Return all lines below containing the word "arrow".

--- begin Entries shown ---

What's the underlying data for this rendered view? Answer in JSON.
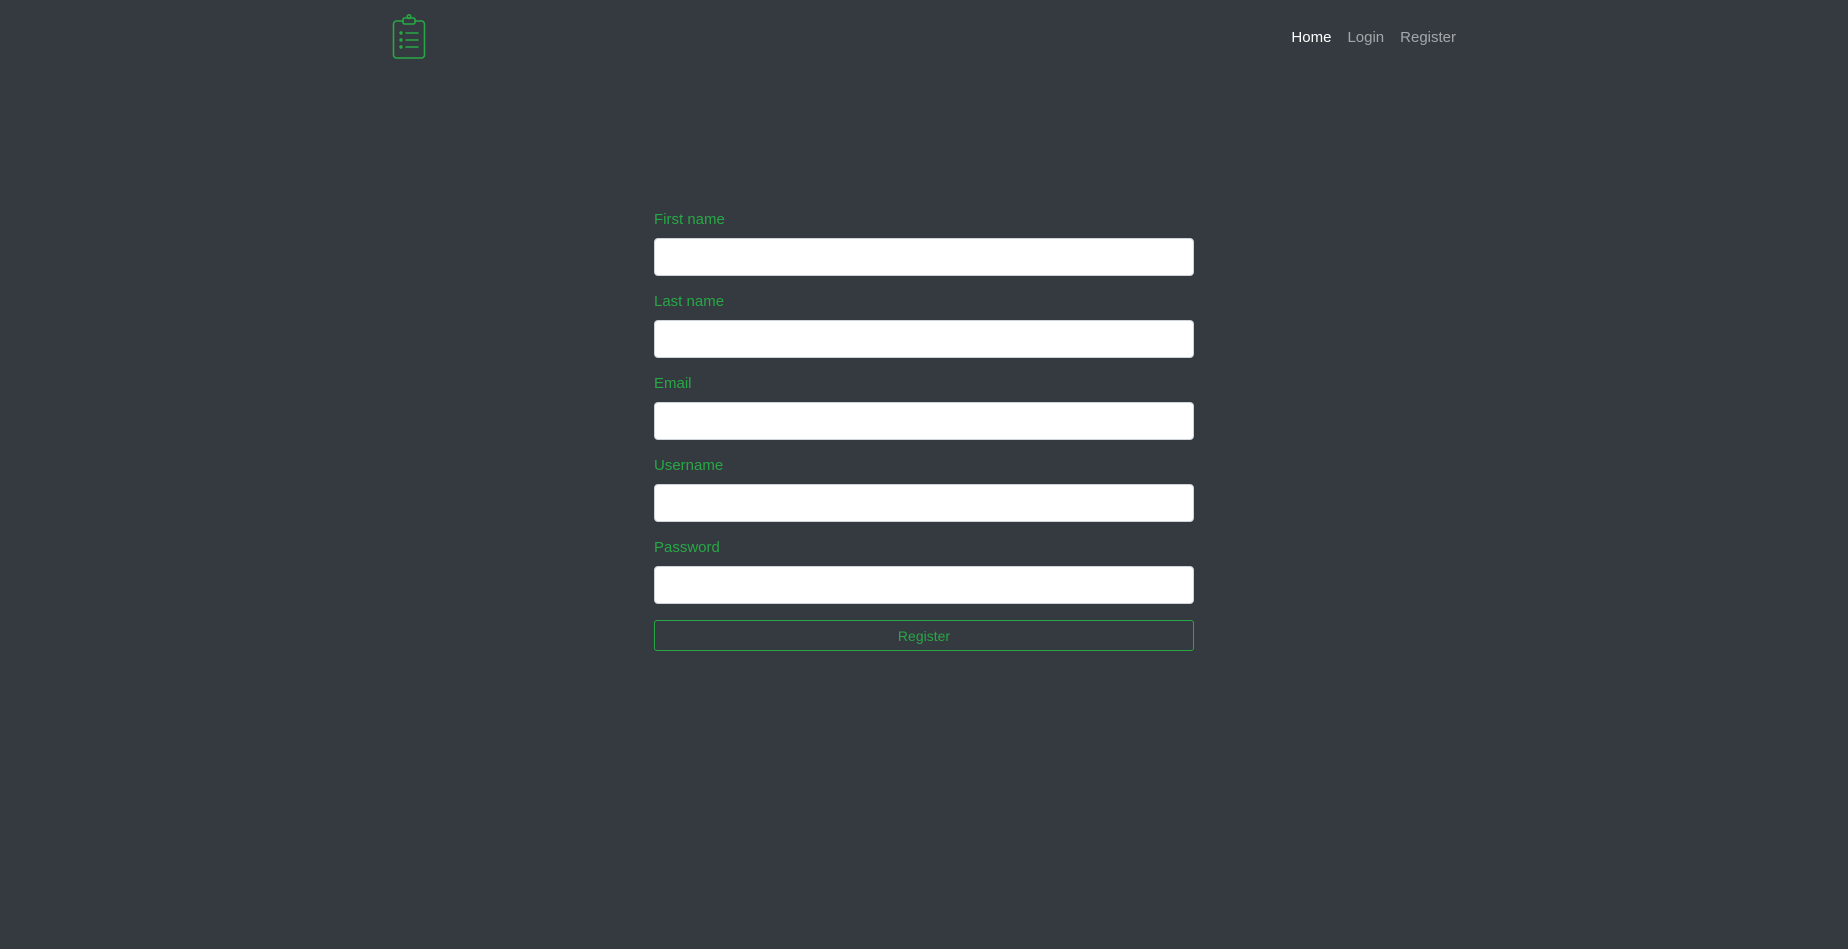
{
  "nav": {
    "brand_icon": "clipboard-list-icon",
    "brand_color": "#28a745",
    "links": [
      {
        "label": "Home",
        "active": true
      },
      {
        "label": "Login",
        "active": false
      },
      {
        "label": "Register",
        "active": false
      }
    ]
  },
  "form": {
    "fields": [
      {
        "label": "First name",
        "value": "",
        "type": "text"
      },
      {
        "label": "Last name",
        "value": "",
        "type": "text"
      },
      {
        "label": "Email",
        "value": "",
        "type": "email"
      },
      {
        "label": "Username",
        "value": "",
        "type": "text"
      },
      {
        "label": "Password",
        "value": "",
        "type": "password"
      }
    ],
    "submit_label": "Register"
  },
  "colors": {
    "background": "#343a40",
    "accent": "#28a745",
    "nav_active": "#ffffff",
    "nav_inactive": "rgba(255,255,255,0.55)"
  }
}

--- end Entries shown ---
--- begin Entries shown ---

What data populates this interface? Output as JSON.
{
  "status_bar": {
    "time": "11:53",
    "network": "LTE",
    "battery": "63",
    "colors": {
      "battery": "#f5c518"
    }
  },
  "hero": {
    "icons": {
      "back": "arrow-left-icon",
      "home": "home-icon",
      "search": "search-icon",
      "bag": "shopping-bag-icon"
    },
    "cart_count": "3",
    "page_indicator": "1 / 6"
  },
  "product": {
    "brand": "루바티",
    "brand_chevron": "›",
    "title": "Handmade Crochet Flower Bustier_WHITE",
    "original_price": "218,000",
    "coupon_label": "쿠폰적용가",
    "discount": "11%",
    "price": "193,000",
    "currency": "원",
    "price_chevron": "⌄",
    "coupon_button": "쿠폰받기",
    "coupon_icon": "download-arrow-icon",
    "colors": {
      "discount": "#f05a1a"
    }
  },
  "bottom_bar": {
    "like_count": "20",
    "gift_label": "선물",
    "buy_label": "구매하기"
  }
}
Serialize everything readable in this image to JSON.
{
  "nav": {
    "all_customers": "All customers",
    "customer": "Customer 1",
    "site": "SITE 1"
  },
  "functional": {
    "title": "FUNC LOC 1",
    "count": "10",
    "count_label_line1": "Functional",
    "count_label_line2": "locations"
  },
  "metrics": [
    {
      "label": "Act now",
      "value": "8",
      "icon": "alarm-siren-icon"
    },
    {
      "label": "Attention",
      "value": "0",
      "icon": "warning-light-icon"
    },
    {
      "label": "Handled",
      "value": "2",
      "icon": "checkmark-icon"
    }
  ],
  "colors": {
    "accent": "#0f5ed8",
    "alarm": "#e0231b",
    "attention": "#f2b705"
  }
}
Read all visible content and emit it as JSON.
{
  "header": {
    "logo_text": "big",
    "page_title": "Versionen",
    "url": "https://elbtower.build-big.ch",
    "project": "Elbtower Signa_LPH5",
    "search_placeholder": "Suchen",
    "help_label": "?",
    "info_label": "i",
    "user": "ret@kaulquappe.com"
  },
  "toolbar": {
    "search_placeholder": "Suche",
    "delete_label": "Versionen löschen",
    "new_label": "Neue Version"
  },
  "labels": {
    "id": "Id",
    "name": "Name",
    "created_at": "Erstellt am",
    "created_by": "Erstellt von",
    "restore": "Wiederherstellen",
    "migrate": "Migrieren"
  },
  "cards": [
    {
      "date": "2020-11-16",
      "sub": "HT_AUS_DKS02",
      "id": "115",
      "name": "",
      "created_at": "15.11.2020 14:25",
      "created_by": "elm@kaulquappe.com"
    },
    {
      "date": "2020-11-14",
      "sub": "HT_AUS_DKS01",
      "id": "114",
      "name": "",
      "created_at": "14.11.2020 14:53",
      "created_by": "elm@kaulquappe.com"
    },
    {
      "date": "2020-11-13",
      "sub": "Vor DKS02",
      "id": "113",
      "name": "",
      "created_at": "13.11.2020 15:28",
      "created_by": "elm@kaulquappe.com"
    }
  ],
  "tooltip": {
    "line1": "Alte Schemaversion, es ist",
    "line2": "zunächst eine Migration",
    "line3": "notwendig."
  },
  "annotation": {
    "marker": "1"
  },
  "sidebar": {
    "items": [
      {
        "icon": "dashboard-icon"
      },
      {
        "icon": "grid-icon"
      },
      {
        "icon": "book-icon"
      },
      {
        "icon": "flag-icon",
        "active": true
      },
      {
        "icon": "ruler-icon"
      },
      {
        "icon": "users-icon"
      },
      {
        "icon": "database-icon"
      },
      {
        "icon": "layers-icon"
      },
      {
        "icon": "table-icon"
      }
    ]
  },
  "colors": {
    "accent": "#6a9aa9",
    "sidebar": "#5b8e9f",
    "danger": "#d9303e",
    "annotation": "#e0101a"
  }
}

--- end Entries shown ---

**Completed task:**
      "back": "arrow-left-icon",
    "coupon_icon": "download-arrow-icon",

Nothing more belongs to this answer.